Stated task —
Copy out every one of the items below word for word, keeping each line in its original order.

Material provided —
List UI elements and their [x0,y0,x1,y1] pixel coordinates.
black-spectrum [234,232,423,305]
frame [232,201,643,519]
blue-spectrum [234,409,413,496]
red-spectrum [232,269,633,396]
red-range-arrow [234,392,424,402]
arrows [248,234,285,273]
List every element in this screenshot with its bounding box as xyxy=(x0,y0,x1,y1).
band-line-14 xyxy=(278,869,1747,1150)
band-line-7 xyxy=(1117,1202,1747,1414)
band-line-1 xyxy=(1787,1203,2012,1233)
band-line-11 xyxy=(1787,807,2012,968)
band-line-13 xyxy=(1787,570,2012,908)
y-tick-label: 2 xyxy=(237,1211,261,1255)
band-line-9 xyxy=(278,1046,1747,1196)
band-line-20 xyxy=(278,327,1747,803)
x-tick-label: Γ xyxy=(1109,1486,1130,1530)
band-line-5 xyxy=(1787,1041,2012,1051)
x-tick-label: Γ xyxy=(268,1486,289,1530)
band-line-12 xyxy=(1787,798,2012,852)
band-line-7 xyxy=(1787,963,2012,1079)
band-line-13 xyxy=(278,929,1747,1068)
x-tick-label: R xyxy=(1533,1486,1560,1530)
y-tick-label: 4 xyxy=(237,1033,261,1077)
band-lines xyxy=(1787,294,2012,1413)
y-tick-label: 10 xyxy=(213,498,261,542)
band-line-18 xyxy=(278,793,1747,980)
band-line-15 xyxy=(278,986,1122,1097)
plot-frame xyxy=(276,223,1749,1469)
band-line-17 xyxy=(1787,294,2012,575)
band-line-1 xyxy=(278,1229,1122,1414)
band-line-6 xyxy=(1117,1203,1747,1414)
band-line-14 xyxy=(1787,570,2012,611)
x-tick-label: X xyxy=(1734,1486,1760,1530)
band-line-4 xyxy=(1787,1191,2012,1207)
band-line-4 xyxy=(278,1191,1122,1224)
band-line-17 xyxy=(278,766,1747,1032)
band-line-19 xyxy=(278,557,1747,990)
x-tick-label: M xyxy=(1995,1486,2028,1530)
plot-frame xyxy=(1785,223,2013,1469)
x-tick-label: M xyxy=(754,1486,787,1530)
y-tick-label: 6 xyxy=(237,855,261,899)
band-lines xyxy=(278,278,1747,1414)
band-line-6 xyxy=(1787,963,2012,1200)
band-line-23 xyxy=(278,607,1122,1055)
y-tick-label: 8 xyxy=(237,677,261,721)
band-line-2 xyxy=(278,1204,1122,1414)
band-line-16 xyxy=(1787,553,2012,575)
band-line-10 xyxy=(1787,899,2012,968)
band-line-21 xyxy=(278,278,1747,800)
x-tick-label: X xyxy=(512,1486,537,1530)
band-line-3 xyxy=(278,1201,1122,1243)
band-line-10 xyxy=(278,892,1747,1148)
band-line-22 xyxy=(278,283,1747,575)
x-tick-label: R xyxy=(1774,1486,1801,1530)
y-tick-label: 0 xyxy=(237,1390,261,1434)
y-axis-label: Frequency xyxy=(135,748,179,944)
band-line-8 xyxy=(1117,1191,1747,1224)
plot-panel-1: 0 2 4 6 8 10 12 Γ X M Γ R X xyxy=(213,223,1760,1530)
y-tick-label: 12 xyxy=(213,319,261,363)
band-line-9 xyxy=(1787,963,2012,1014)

Output for this exercise —
List UI elements and their [x0,y0,x1,y1] pixel coordinates.
black-spectrum [234,232,423,305]
frame [232,201,643,519]
blue-spectrum [234,409,413,496]
red-spectrum [232,269,633,396]
red-range-arrow [234,392,424,402]
arrows [248,234,285,273]
List every element in this screenshot with its bounding box as xyxy=(x0,y0,x1,y1).
band-line-14 xyxy=(278,869,1747,1150)
band-line-7 xyxy=(1117,1202,1747,1414)
band-line-1 xyxy=(1787,1203,2012,1233)
band-line-11 xyxy=(1787,807,2012,968)
band-line-13 xyxy=(1787,570,2012,908)
y-tick-label: 2 xyxy=(237,1211,261,1255)
band-line-9 xyxy=(278,1046,1747,1196)
band-line-20 xyxy=(278,327,1747,803)
x-tick-label: Γ xyxy=(1109,1486,1130,1530)
band-line-5 xyxy=(1787,1041,2012,1051)
x-tick-label: Γ xyxy=(268,1486,289,1530)
band-line-12 xyxy=(1787,798,2012,852)
band-line-7 xyxy=(1787,963,2012,1079)
band-line-13 xyxy=(278,929,1747,1068)
x-tick-label: R xyxy=(1533,1486,1560,1530)
y-tick-label: 4 xyxy=(237,1033,261,1077)
band-lines xyxy=(1787,294,2012,1413)
y-tick-label: 10 xyxy=(213,498,261,542)
band-line-18 xyxy=(278,793,1747,980)
band-line-15 xyxy=(278,986,1122,1097)
plot-frame xyxy=(276,223,1749,1469)
band-line-17 xyxy=(1787,294,2012,575)
band-line-1 xyxy=(278,1229,1122,1414)
band-line-6 xyxy=(1117,1203,1747,1414)
band-line-14 xyxy=(1787,570,2012,611)
x-tick-label: X xyxy=(1734,1486,1760,1530)
band-line-4 xyxy=(1787,1191,2012,1207)
band-line-4 xyxy=(278,1191,1122,1224)
band-line-17 xyxy=(278,766,1747,1032)
band-line-19 xyxy=(278,557,1747,990)
x-tick-label: M xyxy=(1995,1486,2028,1530)
plot-frame xyxy=(1785,223,2013,1469)
x-tick-label: M xyxy=(754,1486,787,1530)
y-tick-label: 6 xyxy=(237,855,261,899)
band-lines xyxy=(278,278,1747,1414)
band-line-6 xyxy=(1787,963,2012,1200)
band-line-23 xyxy=(278,607,1122,1055)
y-tick-label: 8 xyxy=(237,677,261,721)
band-line-2 xyxy=(278,1204,1122,1414)
band-line-16 xyxy=(1787,553,2012,575)
band-line-10 xyxy=(1787,899,2012,968)
band-line-21 xyxy=(278,278,1747,800)
x-tick-label: X xyxy=(512,1486,537,1530)
band-line-3 xyxy=(278,1201,1122,1243)
band-line-10 xyxy=(278,892,1747,1148)
band-line-22 xyxy=(278,283,1747,575)
x-tick-label: R xyxy=(1774,1486,1801,1530)
y-tick-label: 0 xyxy=(237,1390,261,1434)
y-axis-label: Frequency xyxy=(135,748,179,944)
band-line-8 xyxy=(1117,1191,1747,1224)
plot-panel-1: 0 2 4 6 8 10 12 Γ X M Γ R X xyxy=(213,223,1760,1530)
y-tick-label: 12 xyxy=(213,319,261,363)
band-line-9 xyxy=(1787,963,2012,1014)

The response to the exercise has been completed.